- **Instruction**
Each entry below should be reproduced character for character.

- **Data rows**
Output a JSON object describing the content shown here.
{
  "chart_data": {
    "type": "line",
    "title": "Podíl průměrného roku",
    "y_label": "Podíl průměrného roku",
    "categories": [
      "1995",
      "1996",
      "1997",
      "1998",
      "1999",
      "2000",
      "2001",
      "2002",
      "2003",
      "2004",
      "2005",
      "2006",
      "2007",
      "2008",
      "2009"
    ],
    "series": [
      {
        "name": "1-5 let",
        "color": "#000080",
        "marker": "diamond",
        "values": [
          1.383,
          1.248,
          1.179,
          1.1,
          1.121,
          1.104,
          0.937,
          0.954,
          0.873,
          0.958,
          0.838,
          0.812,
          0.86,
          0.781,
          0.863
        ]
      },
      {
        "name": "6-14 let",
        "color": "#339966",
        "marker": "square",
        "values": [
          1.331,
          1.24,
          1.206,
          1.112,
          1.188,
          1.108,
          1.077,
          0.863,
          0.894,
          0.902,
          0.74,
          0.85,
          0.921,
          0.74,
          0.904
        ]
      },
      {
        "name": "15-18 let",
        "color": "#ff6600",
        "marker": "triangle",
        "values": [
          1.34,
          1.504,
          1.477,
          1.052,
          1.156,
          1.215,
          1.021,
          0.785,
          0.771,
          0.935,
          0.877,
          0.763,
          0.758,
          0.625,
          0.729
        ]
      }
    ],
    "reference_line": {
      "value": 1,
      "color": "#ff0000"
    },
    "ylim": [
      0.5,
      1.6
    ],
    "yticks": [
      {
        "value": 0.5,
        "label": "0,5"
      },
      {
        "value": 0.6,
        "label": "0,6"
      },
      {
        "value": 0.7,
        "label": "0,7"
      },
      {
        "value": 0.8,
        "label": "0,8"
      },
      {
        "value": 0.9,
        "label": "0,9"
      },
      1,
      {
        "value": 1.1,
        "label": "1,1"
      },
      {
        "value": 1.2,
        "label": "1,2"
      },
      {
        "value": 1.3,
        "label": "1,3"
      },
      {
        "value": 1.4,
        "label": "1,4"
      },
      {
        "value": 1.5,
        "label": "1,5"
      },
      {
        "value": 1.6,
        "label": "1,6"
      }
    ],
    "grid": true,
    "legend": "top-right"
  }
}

- **Result of this exercise**
Output a JSON object describing the content shown here.
{
  "chart_data": {
    "type": "line",
    "title": "Podíl průměrného roku",
    "y_label": "Podíl průměrného roku",
    "categories": [
      "1995",
      "1996",
      "1997",
      "1998",
      "1999",
      "2000",
      "2001",
      "2002",
      "2003",
      "2004",
      "2005",
      "2006",
      "2007",
      "2008",
      "2009"
    ],
    "series": [
      {
        "name": "1-5 let",
        "color": "#000080",
        "marker": "diamond",
        "values": [
          1.383,
          1.248,
          1.179,
          1.1,
          1.121,
          1.104,
          0.937,
          0.954,
          0.873,
          0.958,
          0.838,
          0.812,
          0.86,
          0.781,
          0.863
        ]
      },
      {
        "name": "6-14 let",
        "color": "#339966",
        "marker": "square",
        "values": [
          1.331,
          1.24,
          1.206,
          1.112,
          1.188,
          1.108,
          1.077,
          0.863,
          0.894,
          0.902,
          0.74,
          0.85,
          0.921,
          0.74,
          0.904
        ]
      },
      {
        "name": "15-18 let",
        "color": "#ff6600",
        "marker": "triangle",
        "values": [
          1.34,
          1.504,
          1.477,
          1.052,
          1.156,
          1.215,
          1.021,
          0.785,
          0.771,
          0.935,
          0.877,
          0.763,
          0.758,
          0.625,
          0.729
        ]
      }
    ],
    "reference_line": {
      "value": 1,
      "color": "#ff0000"
    },
    "ylim": [
      0.5,
      1.6
    ],
    "yticks": [
      {
        "value": 0.5,
        "label": "0,5"
      },
      {
        "value": 0.6,
        "label": "0,6"
      },
      {
        "value": 0.7,
        "label": "0,7"
      },
      {
        "value": 0.8,
        "label": "0,8"
      },
      {
        "value": 0.9,
        "label": "0,9"
      },
      1,
      {
        "value": 1.1,
        "label": "1,1"
      },
      {
        "value": 1.2,
        "label": "1,2"
      },
      {
        "value": 1.3,
        "label": "1,3"
      },
      {
        "value": 1.4,
        "label": "1,4"
      },
      {
        "value": 1.5,
        "label": "1,5"
      },
      {
        "value": 1.6,
        "label": "1,6"
      }
    ],
    "grid": true,
    "legend": "top-right"
  }
}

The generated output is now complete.